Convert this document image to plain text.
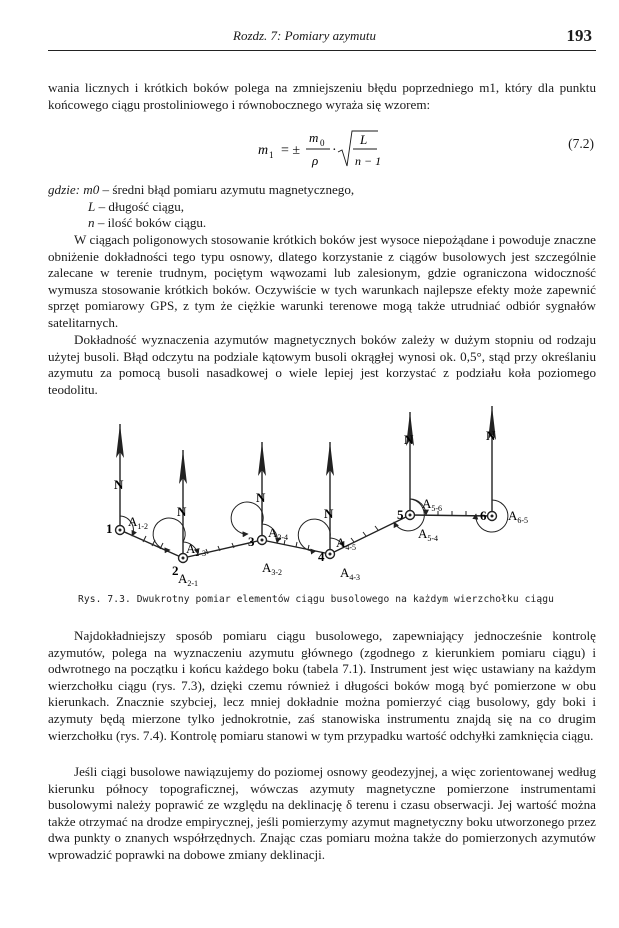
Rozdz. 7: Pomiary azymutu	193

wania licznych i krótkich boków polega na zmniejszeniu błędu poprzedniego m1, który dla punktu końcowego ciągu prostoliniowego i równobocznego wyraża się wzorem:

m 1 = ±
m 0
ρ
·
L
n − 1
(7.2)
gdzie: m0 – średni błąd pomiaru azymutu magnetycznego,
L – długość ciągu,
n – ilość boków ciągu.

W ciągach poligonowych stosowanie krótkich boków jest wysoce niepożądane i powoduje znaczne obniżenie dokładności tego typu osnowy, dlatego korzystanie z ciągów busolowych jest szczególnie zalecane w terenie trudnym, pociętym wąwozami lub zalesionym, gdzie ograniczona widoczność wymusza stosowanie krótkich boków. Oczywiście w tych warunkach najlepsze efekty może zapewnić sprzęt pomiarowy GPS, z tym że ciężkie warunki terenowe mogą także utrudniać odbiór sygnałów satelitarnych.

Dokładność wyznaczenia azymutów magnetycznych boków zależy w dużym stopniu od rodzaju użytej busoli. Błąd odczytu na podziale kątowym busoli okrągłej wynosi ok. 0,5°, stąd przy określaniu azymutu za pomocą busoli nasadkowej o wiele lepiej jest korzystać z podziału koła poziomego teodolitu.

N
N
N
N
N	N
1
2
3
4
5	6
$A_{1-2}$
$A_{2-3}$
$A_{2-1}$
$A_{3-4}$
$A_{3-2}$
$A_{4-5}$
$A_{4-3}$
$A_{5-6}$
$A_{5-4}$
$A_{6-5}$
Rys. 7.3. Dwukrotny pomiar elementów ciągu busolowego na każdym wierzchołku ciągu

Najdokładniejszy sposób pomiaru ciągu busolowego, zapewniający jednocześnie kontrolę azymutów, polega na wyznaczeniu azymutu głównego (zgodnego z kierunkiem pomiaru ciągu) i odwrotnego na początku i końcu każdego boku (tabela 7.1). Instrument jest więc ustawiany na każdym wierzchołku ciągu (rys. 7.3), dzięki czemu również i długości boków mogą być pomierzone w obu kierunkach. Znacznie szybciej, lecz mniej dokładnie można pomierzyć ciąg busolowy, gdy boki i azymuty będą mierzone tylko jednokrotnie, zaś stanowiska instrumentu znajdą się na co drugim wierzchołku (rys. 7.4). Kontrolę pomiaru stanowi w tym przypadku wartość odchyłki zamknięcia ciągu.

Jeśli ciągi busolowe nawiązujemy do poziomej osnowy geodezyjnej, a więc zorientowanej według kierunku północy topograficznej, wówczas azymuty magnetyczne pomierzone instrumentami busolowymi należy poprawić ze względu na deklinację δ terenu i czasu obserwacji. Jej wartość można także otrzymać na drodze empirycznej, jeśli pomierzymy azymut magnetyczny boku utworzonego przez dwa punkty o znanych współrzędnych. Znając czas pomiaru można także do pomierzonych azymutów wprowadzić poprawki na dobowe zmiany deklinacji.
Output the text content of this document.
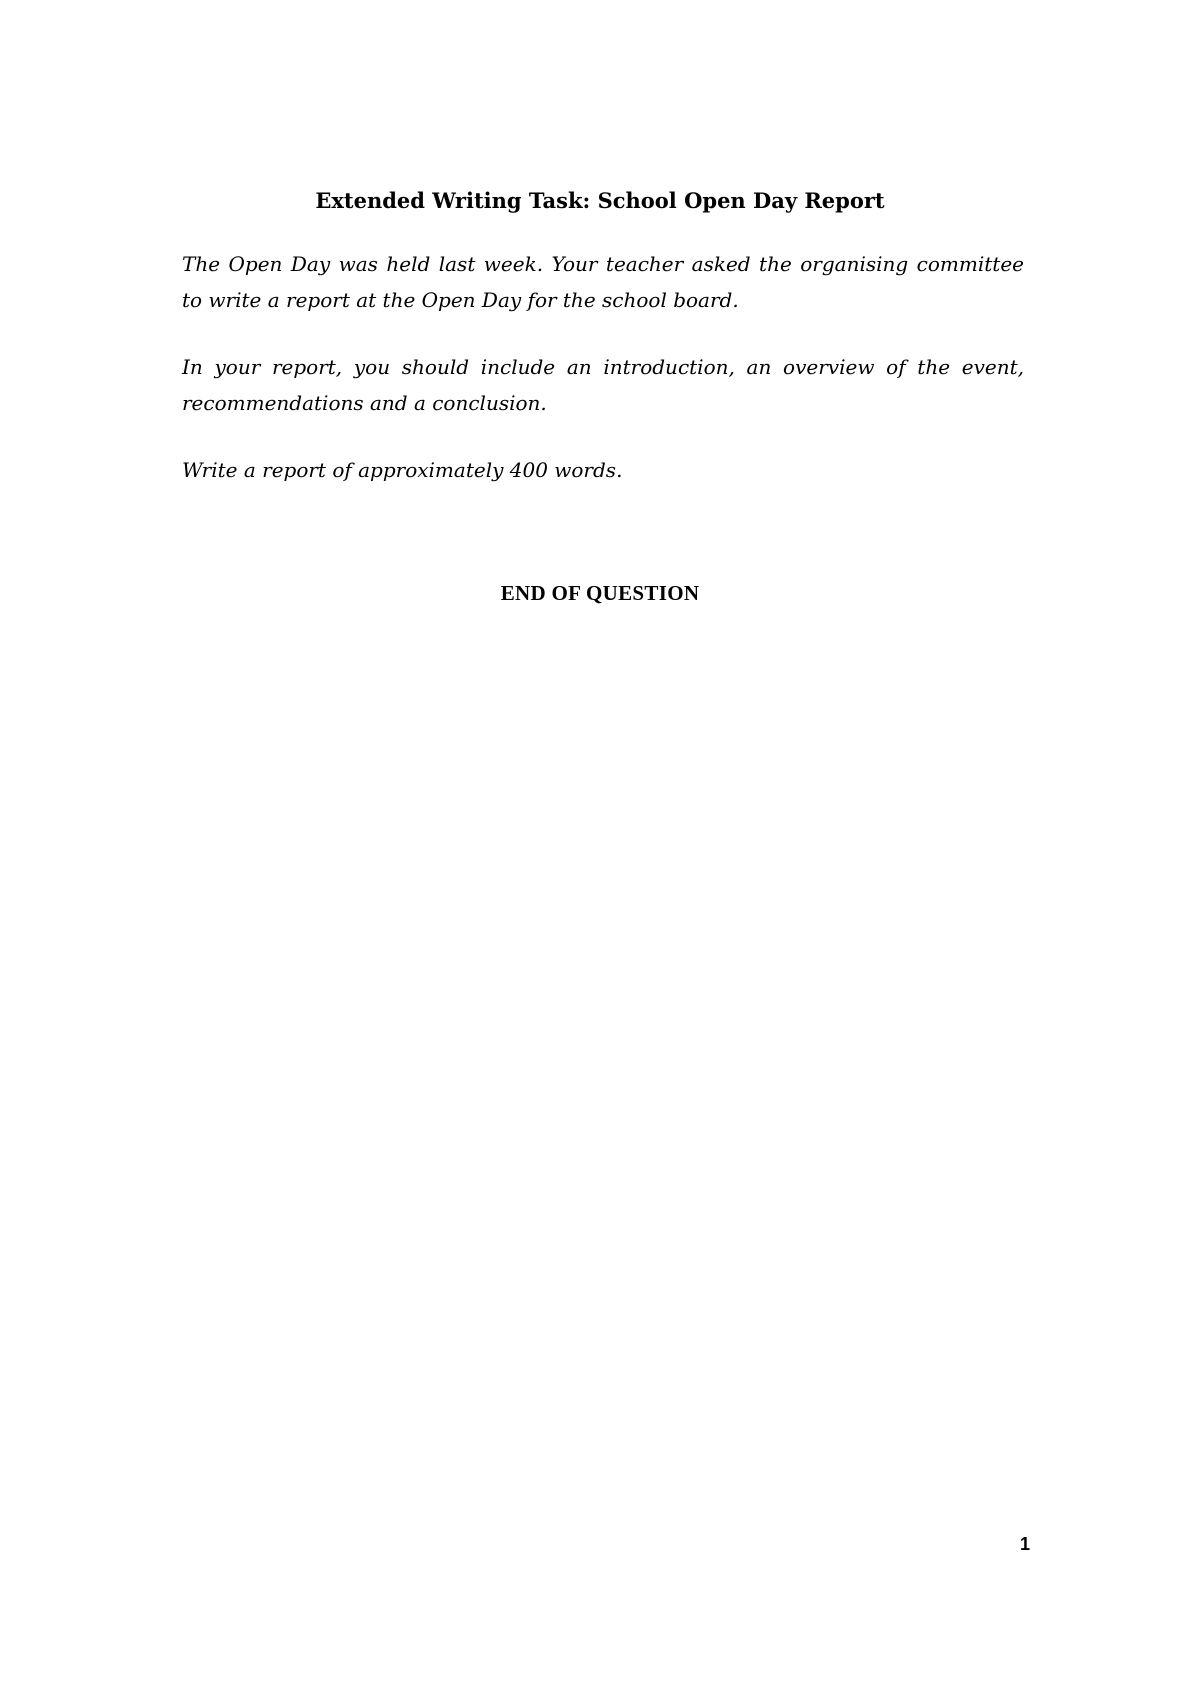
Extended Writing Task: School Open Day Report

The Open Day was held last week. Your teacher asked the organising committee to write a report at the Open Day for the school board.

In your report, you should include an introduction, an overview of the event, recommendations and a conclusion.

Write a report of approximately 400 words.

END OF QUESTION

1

++++++++++

Work instructions >> Pull out all lines of the data with the string "każdym".

Full answer >>
Rys. 7.3. Dwukrotny pomiar elementów ciągu busolowego na każdym wierzchołku ciągu
Najdokładniejszy sposób pomiaru ciągu busolowego, zapewniający jednocześnie kontrolę azymutów, polega na wyznaczeniu azymutu głównego (zgodnego z kierunkiem pomiaru ciągu) i odwrotnego na początku i końcu każdego boku (tabela 7.1). Instrument jest więc ustawiany na każdym wierzchołku ciągu (rys. 7.3), dzięki czemu również i długości boków mogą być pomierzone w obu kierunkach. Znacznie szybciej, lecz mniej dokładnie można pomierzyć ciąg busolowy, gdy boki i azymuty będą mierzone tylko jednokrotnie, zaś stanowiska instrumentu znajdą się na co drugim wierzchołku (rys. 7.4). Kontrolę pomiaru stanowi w tym przypadku wartość odchyłki zamknięcia ciągu.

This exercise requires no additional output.